> [THE DATA]:

────────────────────────────────────────

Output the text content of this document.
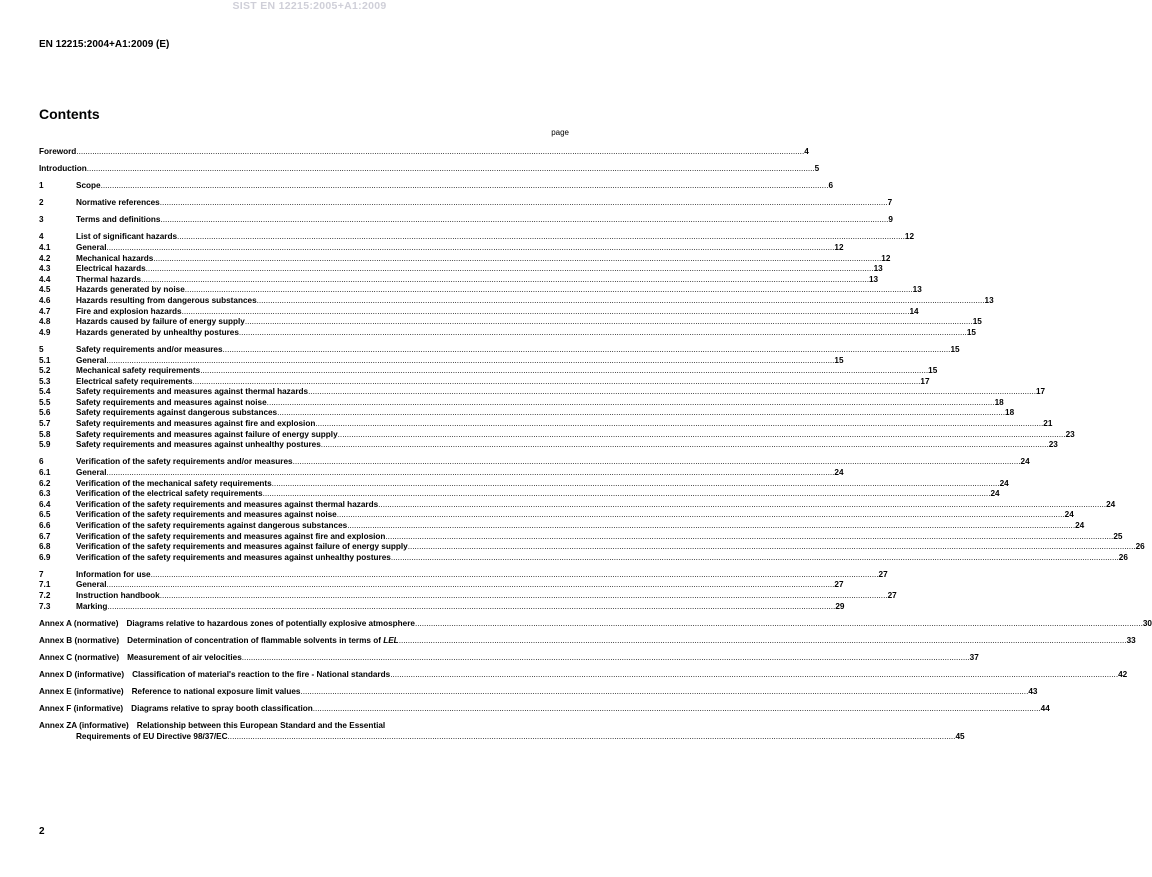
SIST EN 12215:2005+A1:2009
EN 12215:2004+A1:2009 (E)
Contents
page
Foreword .....	4
Introduction .....	5
1	Scope .....	6
2	Normative references .....	7
3	Terms and definitions .....	9
4	List of significant hazards .....	12
4.1	General .....	12
4.2	Mechanical hazards .....	12
4.3	Electrical hazards .....	13
4.4	Thermal hazards .....	13
4.5	Hazards generated by noise .....	13
4.6	Hazards resulting from dangerous substances .....	13
4.7	Fire and explosion hazards .....	14
4.8	Hazards caused by failure of energy supply .....	15
4.9	Hazards generated by unhealthy postures .....	15
5	Safety requirements and/or measures .....	15
5.1	General .....	15
5.2	Mechanical safety requirements .....	15
5.3	Electrical safety requirements .....	17
5.4	Safety requirements and measures against thermal hazards .....	17
5.5	Safety requirements and measures against noise .....	18
5.6	Safety requirements against dangerous substances .....	18
5.7	Safety requirements and measures against fire and explosion .....	21
5.8	Safety requirements and measures against failure of energy supply .....	23
5.9	Safety requirements and measures against unhealthy postures .....	23
6	Verification of the safety requirements and/or measures .....	24
6.1	General .....	24
6.2	Verification of the mechanical safety requirements .....	24
6.3	Verification of the electrical safety requirements .....	24
6.4	Verification of the safety requirements and measures against thermal hazards .....	24
6.5	Verification of the safety requirements and measures against noise .....	24
6.6	Verification of the safety requirements against dangerous substances .....	24
6.7	Verification of the safety requirements and measures against fire and explosion .....	25
6.8	Verification of the safety requirements and measures against failure of energy supply .....	26
6.9	Verification of the safety requirements and measures against unhealthy postures .....	26
7	Information for use .....	27
7.1	General .....	27
7.2	Instruction handbook .....	27
7.3	Marking .....	29
Annex A (normative) Diagrams relative to hazardous zones of potentially explosive atmosphere .....	30
Annex B (normative) Determination of concentration of flammable solvents in terms of LEL .....	33
Annex C (normative) Measurement of air velocities .....	37
Annex D (informative) Classification of material's reaction to the fire - National standards .....	42
Annex E (informative) Reference to national exposure limit values .....	43
Annex F (informative) Diagrams relative to spray booth classification .....	44
Annex ZA (informative) Relationship between this European Standard and the Essential
Requirements of EU Directive 98/37/EC .....	45
2
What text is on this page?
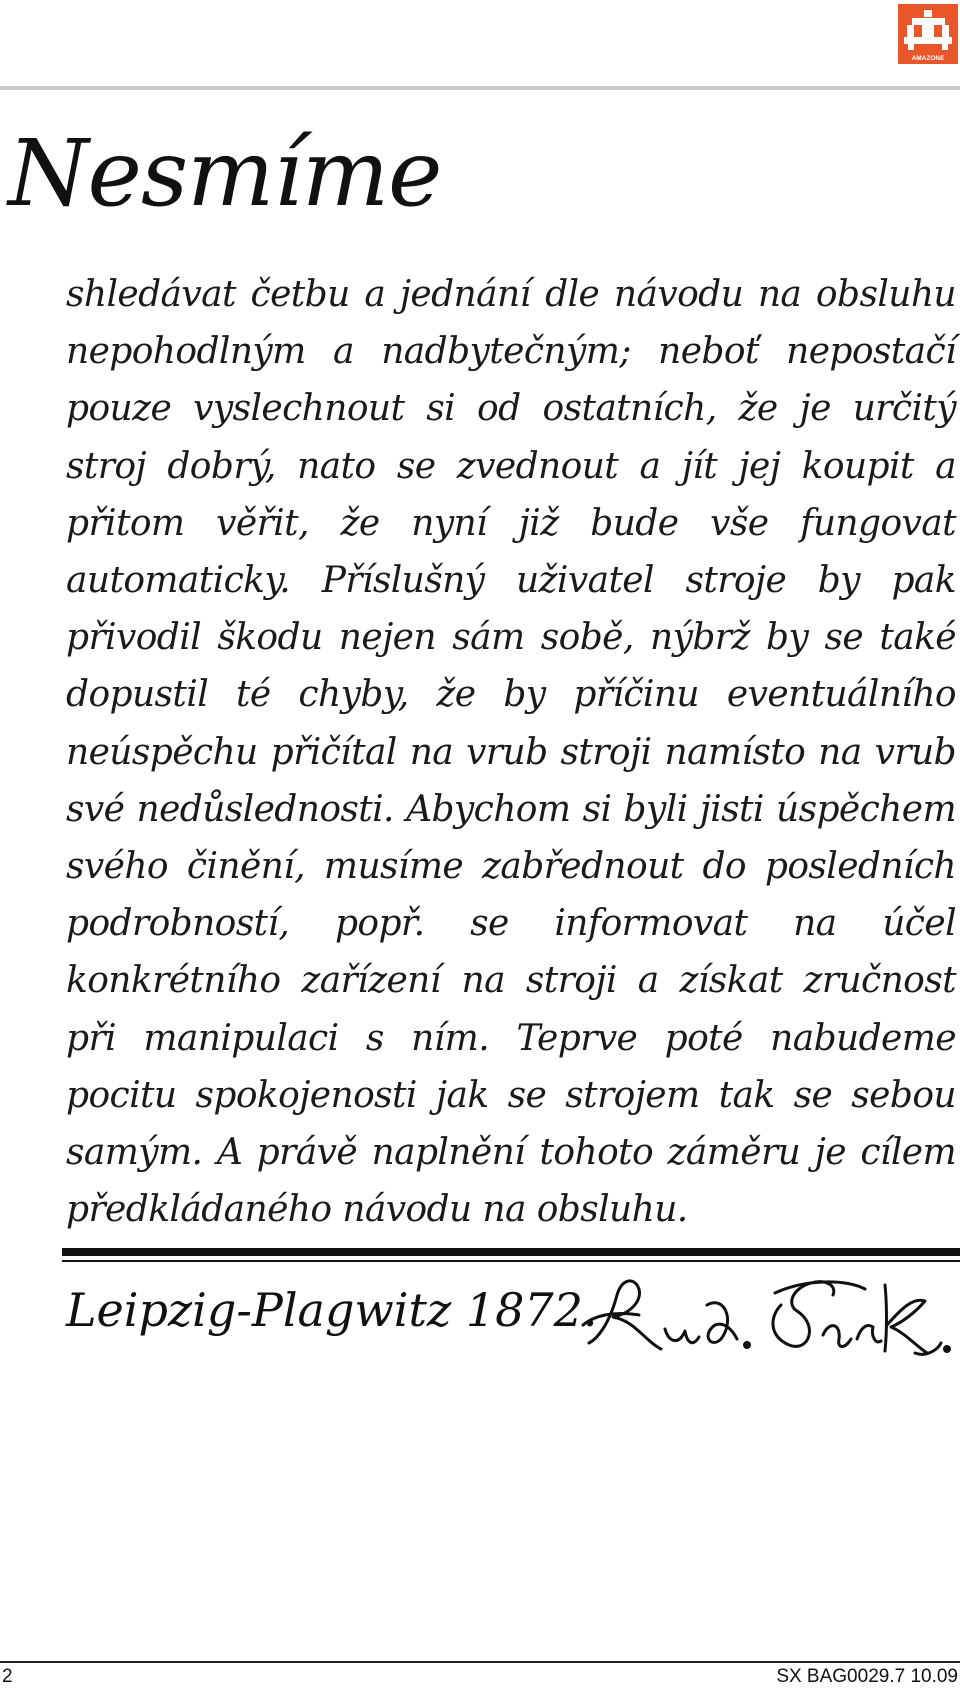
AMAZONE
Nesmíme

shledávat četbu a jednání dle návodu na obsluhu nepohodlným a nadbytečným; neboť nepostačí pouze vyslechnout si od ostatních, že je určitý stroj dobrý, nato se zvednout a jít jej koupit a přitom věřit, že nyní již bude vše fungovat automaticky. Příslušný uživatel stroje by pak přivodil škodu nejen sám sobě, nýbrž by se také dopustil té chyby, že by příčinu eventuálního neúspěchu přičítal na vrub stroji namísto na vrub své nedůslednosti. Abychom si byli jisti úspěchem svého činění, musíme zabřednout do posledních podrobností, popř. se informovat na účel konkrétního zařízení na stroji a získat zručnost při manipulaci s ním. Teprve poté nabudeme pocitu spokojenosti jak se strojem tak se sebou samým. A právě naplnění tohoto záměru je cílem předkládaného návodu na obsluhu.

Leipzig-Plagwitz 1872.

2	SX BAG0029.7 10.09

────────────────────────────────────────

> [EXERCISE]: Take the records above and transcribe them exactly, dropping every picture.

> [WRITTEN REPLY]:
Output the text content of this document.
SIST EN 12215:2005+A1:2009
EN 12215:2004+A1:2009 (E)
Contents
page
Foreword .....	4
Introduction .....	5
1	Scope .....	6
2	Normative references .....	7
3	Terms and definitions .....	9
4	List of significant hazards .....	12
4.1	General .....	12
4.2	Mechanical hazards .....	12
4.3	Electrical hazards .....	13
4.4	Thermal hazards .....	13
4.5	Hazards generated by noise .....	13
4.6	Hazards resulting from dangerous substances .....	13
4.7	Fire and explosion hazards .....	14
4.8	Hazards caused by failure of energy supply .....	15
4.9	Hazards generated by unhealthy postures .....	15
5	Safety requirements and/or measures .....	15
5.1	General .....	15
5.2	Mechanical safety requirements .....	15
5.3	Electrical safety requirements .....	17
5.4	Safety requirements and measures against thermal hazards .....	17
5.5	Safety requirements and measures against noise .....	18
5.6	Safety requirements against dangerous substances .....	18
5.7	Safety requirements and measures against fire and explosion .....	21
5.8	Safety requirements and measures against failure of energy supply .....	23
5.9	Safety requirements and measures against unhealthy postures .....	23
6	Verification of the safety requirements and/or measures .....	24
6.1	General .....	24
6.2	Verification of the mechanical safety requirements .....	24
6.3	Verification of the electrical safety requirements .....	24
6.4	Verification of the safety requirements and measures against thermal hazards .....	24
6.5	Verification of the safety requirements and measures against noise .....	24
6.6	Verification of the safety requirements against dangerous substances .....	24
6.7	Verification of the safety requirements and measures against fire and explosion .....	25
6.8	Verification of the safety requirements and measures against failure of energy supply .....	26
6.9	Verification of the safety requirements and measures against unhealthy postures .....	26
7	Information for use .....	27
7.1	General .....	27
7.2	Instruction handbook .....	27
7.3	Marking .....	29
Annex A (normative) Diagrams relative to hazardous zones of potentially explosive atmosphere .....	30
Annex B (normative) Determination of concentration of flammable solvents in terms of LEL .....	33
Annex C (normative) Measurement of air velocities .....	37
Annex D (informative) Classification of material's reaction to the fire - National standards .....	42
Annex E (informative) Reference to national exposure limit values .....	43
Annex F (informative) Diagrams relative to spray booth classification .....	44
Annex ZA (informative) Relationship between this European Standard and the Essential
Requirements of EU Directive 98/37/EC .....	45
2
What text is on this page?
AMAZONE
Nesmíme

shledávat četbu a jednání dle návodu na obsluhu nepohodlným a nadbytečným; neboť nepostačí pouze vyslechnout si od ostatních, že je určitý stroj dobrý, nato se zvednout a jít jej koupit a přitom věřit, že nyní již bude vše fungovat automaticky. Příslušný uživatel stroje by pak přivodil škodu nejen sám sobě, nýbrž by se také dopustil té chyby, že by příčinu eventuálního neúspěchu přičítal na vrub stroji namísto na vrub své nedůslednosti. Abychom si byli jisti úspěchem svého činění, musíme zabřednout do posledních podrobností, popř. se informovat na účel konkrétního zařízení na stroji a získat zručnost při manipulaci s ním. Teprve poté nabudeme pocitu spokojenosti jak se strojem tak se sebou samým. A právě naplnění tohoto záměru je cílem předkládaného návodu na obsluhu.

Leipzig-Plagwitz 1872.

2	SX BAG0029.7 10.09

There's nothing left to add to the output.